[Voci tratte da un dataset]
● ● ● ● ●

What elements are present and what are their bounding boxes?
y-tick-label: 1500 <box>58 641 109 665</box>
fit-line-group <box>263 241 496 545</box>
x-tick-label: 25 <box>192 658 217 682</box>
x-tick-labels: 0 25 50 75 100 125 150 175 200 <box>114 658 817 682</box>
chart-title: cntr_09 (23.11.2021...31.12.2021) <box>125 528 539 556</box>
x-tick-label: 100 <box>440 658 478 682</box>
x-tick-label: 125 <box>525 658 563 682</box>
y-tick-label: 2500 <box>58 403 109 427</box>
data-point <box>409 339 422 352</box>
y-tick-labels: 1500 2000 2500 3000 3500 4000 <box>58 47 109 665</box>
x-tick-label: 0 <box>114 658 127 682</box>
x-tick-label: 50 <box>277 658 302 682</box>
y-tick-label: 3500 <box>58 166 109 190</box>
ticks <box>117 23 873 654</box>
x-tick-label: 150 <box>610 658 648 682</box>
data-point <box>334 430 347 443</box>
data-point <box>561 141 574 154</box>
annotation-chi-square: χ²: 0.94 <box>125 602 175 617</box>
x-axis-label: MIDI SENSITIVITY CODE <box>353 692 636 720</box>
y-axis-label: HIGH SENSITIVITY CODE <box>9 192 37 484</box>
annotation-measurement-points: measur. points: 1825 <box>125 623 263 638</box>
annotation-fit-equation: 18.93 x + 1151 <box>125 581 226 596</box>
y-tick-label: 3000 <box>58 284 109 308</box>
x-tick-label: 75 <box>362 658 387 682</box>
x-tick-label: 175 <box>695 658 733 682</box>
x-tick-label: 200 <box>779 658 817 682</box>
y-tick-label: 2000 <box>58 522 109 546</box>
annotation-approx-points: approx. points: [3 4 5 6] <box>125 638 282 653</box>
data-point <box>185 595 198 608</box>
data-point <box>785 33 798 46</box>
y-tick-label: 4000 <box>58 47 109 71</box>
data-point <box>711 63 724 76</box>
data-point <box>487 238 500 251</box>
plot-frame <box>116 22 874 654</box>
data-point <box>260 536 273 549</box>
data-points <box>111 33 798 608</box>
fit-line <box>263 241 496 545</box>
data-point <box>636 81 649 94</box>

● ● ● ● ●

**Consegna dell'esercizio**
Disponga come tabella Markdown le righe dei record che vanno dall'inizio dei record fino alla riga contenente "x-tick-labels: 0 25" compresa, escludendo quelle vuote. Usi le colonne N. e Riga: nella prima il numero progressivo, nella seconda il testo della riga.

**Risposta alla consegna**
| N. | Riga |
|---|---|
| 1 | What elements are present and what are their bounding boxes? |
| 2 | y-tick-label: 1500 <box>58 641 109 665</box> |
| 3 | fit-line-group <box>263 241 496 545</box> |
| 4 | x-tick-label: 25 <box>192 658 217 682</box> |
| 5 | x-tick-labels: 0 25 50 75 100 125 150 175 200 <box>114 658 817 682</box> |